------ DATA SHOWN
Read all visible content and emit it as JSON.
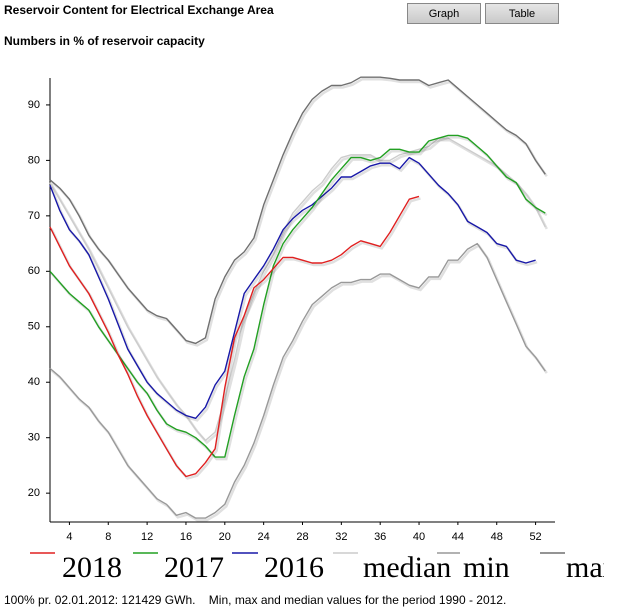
{
  "header": {
    "title": "Reservoir Content for Electrical Exchange Area",
    "subtitle": "Numbers in % of reservoir capacity",
    "buttons": [
      "Graph",
      "Table"
    ]
  },
  "chart_data": {
    "type": "line",
    "x": [
      2,
      3,
      4,
      5,
      6,
      7,
      8,
      9,
      10,
      11,
      12,
      13,
      14,
      15,
      16,
      17,
      18,
      19,
      20,
      21,
      22,
      23,
      24,
      25,
      26,
      27,
      28,
      29,
      30,
      31,
      32,
      33,
      34,
      35,
      36,
      37,
      38,
      39,
      40,
      41,
      42,
      43,
      44,
      45,
      46,
      47,
      48,
      49,
      50,
      51,
      52,
      53
    ],
    "xlim": [
      2,
      54
    ],
    "xticks": [
      4,
      8,
      12,
      16,
      20,
      24,
      28,
      32,
      36,
      40,
      44,
      48,
      52
    ],
    "ylim": [
      14.8,
      98.1
    ],
    "yticks": [
      20,
      30,
      40,
      50,
      60,
      70,
      80,
      90
    ],
    "series": [
      {
        "name": "2018",
        "color": "#e02020",
        "values": [
          68,
          64.5,
          61,
          58.5,
          56,
          52.5,
          49,
          45,
          41.5,
          37.5,
          34,
          31,
          28,
          25,
          23,
          23.5,
          25.5,
          28,
          39,
          48,
          52,
          57,
          58.5,
          60.5,
          62.5,
          62.5,
          62,
          61.5,
          61.5,
          62,
          63,
          64.5,
          65.5,
          65,
          64.5,
          67,
          70,
          73,
          73.5,
          null,
          null,
          null,
          null,
          null,
          null,
          null,
          null,
          null,
          null,
          null,
          null,
          null
        ]
      },
      {
        "name": "2017",
        "color": "#22a022",
        "values": [
          60,
          58,
          56,
          54.5,
          53,
          50,
          47.5,
          45,
          42.5,
          40,
          38,
          35,
          32.5,
          31.5,
          31,
          30,
          28.5,
          26.5,
          26.5,
          34,
          41,
          46,
          54,
          61,
          65,
          67.5,
          69.5,
          71.5,
          74,
          76.5,
          78.5,
          80.5,
          80.5,
          80,
          80.5,
          82,
          82,
          81.5,
          81.5,
          83.5,
          84,
          84.5,
          84.5,
          84,
          82.5,
          81,
          79,
          77,
          76,
          73,
          71.5,
          70.5
        ]
      },
      {
        "name": "2016",
        "color": "#1818a8",
        "values": [
          75.5,
          71,
          67.5,
          65.5,
          63,
          59,
          55,
          50.5,
          46,
          43,
          40,
          38,
          36.5,
          35,
          34,
          33.5,
          35.5,
          39.5,
          42,
          49,
          56,
          58.5,
          61,
          64,
          67.5,
          69.5,
          71,
          72,
          73.5,
          75,
          77,
          77,
          78,
          79,
          79.5,
          79.5,
          78.5,
          80.5,
          79.5,
          77.5,
          75.5,
          74,
          72,
          69,
          68,
          67,
          65,
          64.5,
          62,
          61.5,
          62,
          null
        ]
      },
      {
        "name": "median",
        "color": "#cccccc",
        "values": [
          76,
          73,
          70,
          67,
          64,
          60.5,
          57,
          53.5,
          50,
          47,
          44,
          41,
          38.5,
          36,
          34,
          31.5,
          29.5,
          31,
          37,
          44,
          52,
          56,
          60,
          63,
          67,
          70.5,
          72.5,
          74.5,
          76,
          78.5,
          80.5,
          81,
          81,
          81,
          80,
          80,
          81,
          81.5,
          82,
          82.5,
          84,
          84,
          83,
          82,
          81,
          80,
          79,
          77.5,
          76,
          74,
          71.5,
          68
        ]
      },
      {
        "name": "min",
        "color": "#999999",
        "values": [
          42.5,
          41,
          39,
          37,
          35.5,
          33,
          31,
          28,
          25,
          23,
          21,
          19,
          18,
          16,
          16.5,
          15.5,
          15.5,
          16.5,
          18,
          22,
          25,
          29,
          34,
          39.5,
          44.5,
          47.5,
          51,
          54,
          55.5,
          57,
          58,
          58,
          58.5,
          58.5,
          59.5,
          59.5,
          58.5,
          57.5,
          57,
          59,
          59,
          62,
          62,
          64,
          65,
          62.5,
          58.5,
          54.5,
          50.5,
          46.5,
          44.5,
          42
        ]
      },
      {
        "name": "max",
        "color": "#707070",
        "values": [
          76.5,
          75,
          73,
          70,
          66.5,
          64,
          62,
          59.5,
          57,
          55,
          53,
          52,
          51.5,
          49.5,
          47.5,
          47,
          48,
          55,
          59,
          62,
          63.5,
          66,
          72,
          76.5,
          81,
          85,
          88.5,
          91,
          92.5,
          93.5,
          93.5,
          94,
          95,
          95,
          95,
          94.8,
          94.5,
          94.5,
          94.5,
          93.5,
          94,
          94.5,
          93,
          91.5,
          90,
          88.5,
          87,
          85.5,
          84.5,
          83,
          80,
          77.5
        ]
      }
    ]
  },
  "footer": "100% pr. 02.01.2012: 121429 GWh.    Min, max and median values for the period 1990 - 2012."
}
------------
TO DO —
Count the lines in the records above that hold the word "median", and give only that number.

ANSWER IN FULL —
2